AIM OF THE TASK: Repeat the records in full and exactly, omitting pictures.

EXERCISE MATERIALS:

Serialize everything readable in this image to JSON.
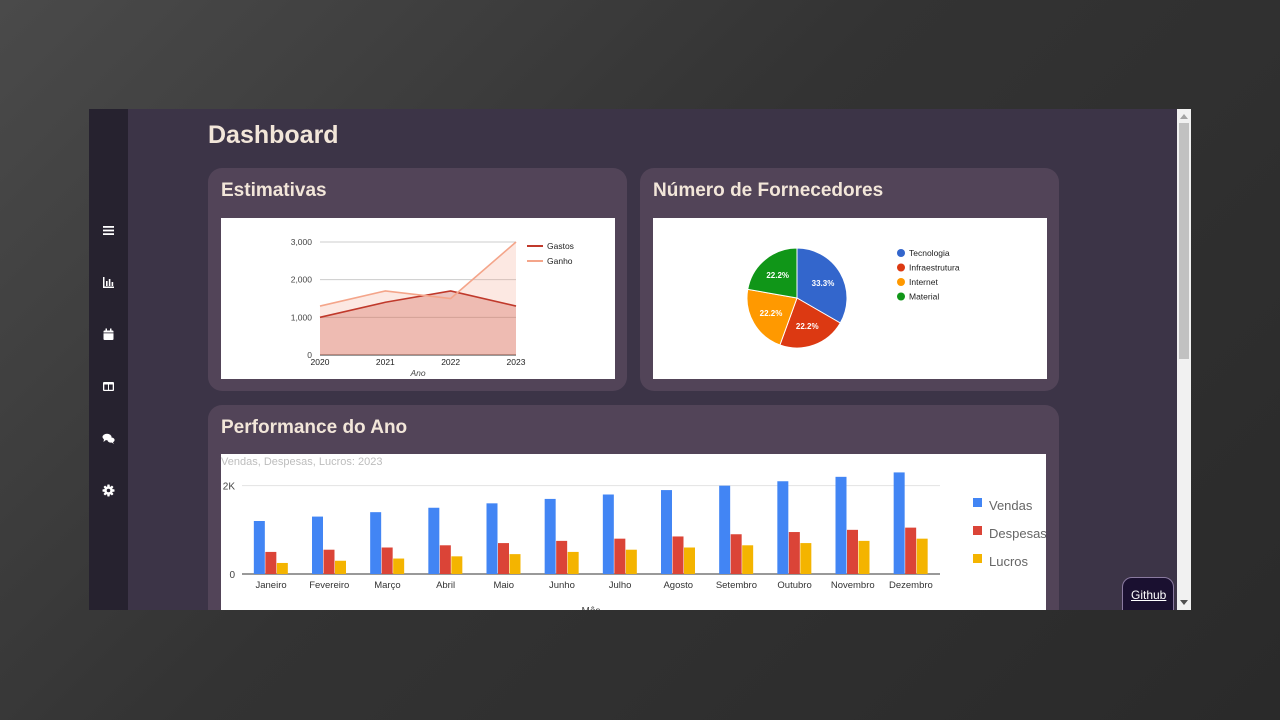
{
  "page_title": "Dashboard",
  "sidebar": {
    "items": [
      {
        "icon": "menu-icon"
      },
      {
        "icon": "bar-chart-icon"
      },
      {
        "icon": "calendar-icon"
      },
      {
        "icon": "table-icon"
      },
      {
        "icon": "comments-icon"
      },
      {
        "icon": "gear-icon"
      }
    ]
  },
  "cards": {
    "estimativas": {
      "title": "Estimativas"
    },
    "fornecedores": {
      "title": "Número de Fornecedores"
    },
    "performance": {
      "title": "Performance do Ano"
    }
  },
  "github": {
    "label": "Github"
  },
  "colors": {
    "window_bg": "#3c3447",
    "sidebar_bg": "#26222f",
    "card_bg": "#524458",
    "title_text": "#f2e6d9"
  },
  "chart_data": [
    {
      "type": "area",
      "x": [
        "2020",
        "2021",
        "2022",
        "2023"
      ],
      "xlabel": "Ano",
      "ylim": [
        0,
        3000
      ],
      "yticks": [
        "0",
        "1,000",
        "2,000",
        "3,000"
      ],
      "legend_position": "right",
      "series": [
        {
          "name": "Gastos",
          "values": [
            1000,
            1400,
            1700,
            1300
          ],
          "color": "#c0392b"
        },
        {
          "name": "Ganho",
          "values": [
            1300,
            1700,
            1500,
            3000
          ],
          "color": "#f4a58a"
        }
      ]
    },
    {
      "type": "pie",
      "legend_position": "right",
      "slices": [
        {
          "label": "Tecnologia",
          "value": 33.3,
          "text": "33.3%",
          "color": "#3366cc"
        },
        {
          "label": "Infraestrutura",
          "value": 22.2,
          "text": "22.2%",
          "color": "#dc3912"
        },
        {
          "label": "Internet",
          "value": 22.2,
          "text": "22.2%",
          "color": "#ff9900"
        },
        {
          "label": "Material",
          "value": 22.2,
          "text": "22.2%",
          "color": "#109618"
        }
      ]
    },
    {
      "type": "bar",
      "title": "Vendas, Despesas, Lucros: 2023",
      "xlabel": "Mês",
      "ylim": [
        0,
        2400
      ],
      "yticks": [
        "0",
        "2K"
      ],
      "legend_position": "right",
      "categories": [
        "Janeiro",
        "Fevereiro",
        "Março",
        "Abril",
        "Maio",
        "Junho",
        "Julho",
        "Agosto",
        "Setembro",
        "Outubro",
        "Novembro",
        "Dezembro"
      ],
      "series": [
        {
          "name": "Vendas",
          "color": "#4285f4",
          "values": [
            1200,
            1300,
            1400,
            1500,
            1600,
            1700,
            1800,
            1900,
            2000,
            2100,
            2200,
            2300
          ]
        },
        {
          "name": "Despesas",
          "color": "#db4437",
          "values": [
            500,
            550,
            600,
            650,
            700,
            750,
            800,
            850,
            900,
            950,
            1000,
            1050
          ]
        },
        {
          "name": "Lucros",
          "color": "#f4b400",
          "values": [
            250,
            300,
            350,
            400,
            450,
            500,
            550,
            600,
            650,
            700,
            750,
            800
          ]
        }
      ]
    }
  ]
}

COMPLETED EXERCISE:
Serialize everything readable in this image to JSON.
{
  "page_title": "Dashboard",
  "sidebar": {
    "items": [
      {
        "icon": "menu-icon"
      },
      {
        "icon": "bar-chart-icon"
      },
      {
        "icon": "calendar-icon"
      },
      {
        "icon": "table-icon"
      },
      {
        "icon": "comments-icon"
      },
      {
        "icon": "gear-icon"
      }
    ]
  },
  "cards": {
    "estimativas": {
      "title": "Estimativas"
    },
    "fornecedores": {
      "title": "Número de Fornecedores"
    },
    "performance": {
      "title": "Performance do Ano"
    }
  },
  "github": {
    "label": "Github"
  },
  "colors": {
    "window_bg": "#3c3447",
    "sidebar_bg": "#26222f",
    "card_bg": "#524458",
    "title_text": "#f2e6d9"
  },
  "chart_data": [
    {
      "type": "area",
      "x": [
        "2020",
        "2021",
        "2022",
        "2023"
      ],
      "xlabel": "Ano",
      "ylim": [
        0,
        3000
      ],
      "yticks": [
        "0",
        "1,000",
        "2,000",
        "3,000"
      ],
      "legend_position": "right",
      "series": [
        {
          "name": "Gastos",
          "values": [
            1000,
            1400,
            1700,
            1300
          ],
          "color": "#c0392b"
        },
        {
          "name": "Ganho",
          "values": [
            1300,
            1700,
            1500,
            3000
          ],
          "color": "#f4a58a"
        }
      ]
    },
    {
      "type": "pie",
      "legend_position": "right",
      "slices": [
        {
          "label": "Tecnologia",
          "value": 33.3,
          "text": "33.3%",
          "color": "#3366cc"
        },
        {
          "label": "Infraestrutura",
          "value": 22.2,
          "text": "22.2%",
          "color": "#dc3912"
        },
        {
          "label": "Internet",
          "value": 22.2,
          "text": "22.2%",
          "color": "#ff9900"
        },
        {
          "label": "Material",
          "value": 22.2,
          "text": "22.2%",
          "color": "#109618"
        }
      ]
    },
    {
      "type": "bar",
      "title": "Vendas, Despesas, Lucros: 2023",
      "xlabel": "Mês",
      "ylim": [
        0,
        2400
      ],
      "yticks": [
        "0",
        "2K"
      ],
      "legend_position": "right",
      "categories": [
        "Janeiro",
        "Fevereiro",
        "Março",
        "Abril",
        "Maio",
        "Junho",
        "Julho",
        "Agosto",
        "Setembro",
        "Outubro",
        "Novembro",
        "Dezembro"
      ],
      "series": [
        {
          "name": "Vendas",
          "color": "#4285f4",
          "values": [
            1200,
            1300,
            1400,
            1500,
            1600,
            1700,
            1800,
            1900,
            2000,
            2100,
            2200,
            2300
          ]
        },
        {
          "name": "Despesas",
          "color": "#db4437",
          "values": [
            500,
            550,
            600,
            650,
            700,
            750,
            800,
            850,
            900,
            950,
            1000,
            1050
          ]
        },
        {
          "name": "Lucros",
          "color": "#f4b400",
          "values": [
            250,
            300,
            350,
            400,
            450,
            500,
            550,
            600,
            650,
            700,
            750,
            800
          ]
        }
      ]
    }
  ]
}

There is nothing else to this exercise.